### EXERCISE DETAILS
Print out each entry below exactly, please.

+===+

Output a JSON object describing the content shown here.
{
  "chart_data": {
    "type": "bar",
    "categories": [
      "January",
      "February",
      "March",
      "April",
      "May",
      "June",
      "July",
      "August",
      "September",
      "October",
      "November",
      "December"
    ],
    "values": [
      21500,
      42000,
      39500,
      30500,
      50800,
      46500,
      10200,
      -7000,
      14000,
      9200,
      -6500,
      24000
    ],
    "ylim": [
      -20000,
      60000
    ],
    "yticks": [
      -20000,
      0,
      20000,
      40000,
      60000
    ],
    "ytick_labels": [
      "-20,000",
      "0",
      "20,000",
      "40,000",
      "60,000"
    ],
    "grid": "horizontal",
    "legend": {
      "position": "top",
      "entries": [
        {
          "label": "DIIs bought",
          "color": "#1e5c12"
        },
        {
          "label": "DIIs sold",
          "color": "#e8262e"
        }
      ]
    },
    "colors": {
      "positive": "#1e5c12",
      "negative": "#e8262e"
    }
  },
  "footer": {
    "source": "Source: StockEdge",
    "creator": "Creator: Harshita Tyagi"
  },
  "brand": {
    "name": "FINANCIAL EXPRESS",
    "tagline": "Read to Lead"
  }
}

+===+

### ANSWER BELOW
Output a JSON object describing the content shown here.
{
  "chart_data": {
    "type": "bar",
    "categories": [
      "January",
      "February",
      "March",
      "April",
      "May",
      "June",
      "July",
      "August",
      "September",
      "October",
      "November",
      "December"
    ],
    "values": [
      21500,
      42000,
      39500,
      30500,
      50800,
      46500,
      10200,
      -7000,
      14000,
      9200,
      -6500,
      24000
    ],
    "ylim": [
      -20000,
      60000
    ],
    "yticks": [
      -20000,
      0,
      20000,
      40000,
      60000
    ],
    "ytick_labels": [
      "-20,000",
      "0",
      "20,000",
      "40,000",
      "60,000"
    ],
    "grid": "horizontal",
    "legend": {
      "position": "top",
      "entries": [
        {
          "label": "DIIs bought",
          "color": "#1e5c12"
        },
        {
          "label": "DIIs sold",
          "color": "#e8262e"
        }
      ]
    },
    "colors": {
      "positive": "#1e5c12",
      "negative": "#e8262e"
    }
  },
  "footer": {
    "source": "Source: StockEdge",
    "creator": "Creator: Harshita Tyagi"
  },
  "brand": {
    "name": "FINANCIAL EXPRESS",
    "tagline": "Read to Lead"
  }
}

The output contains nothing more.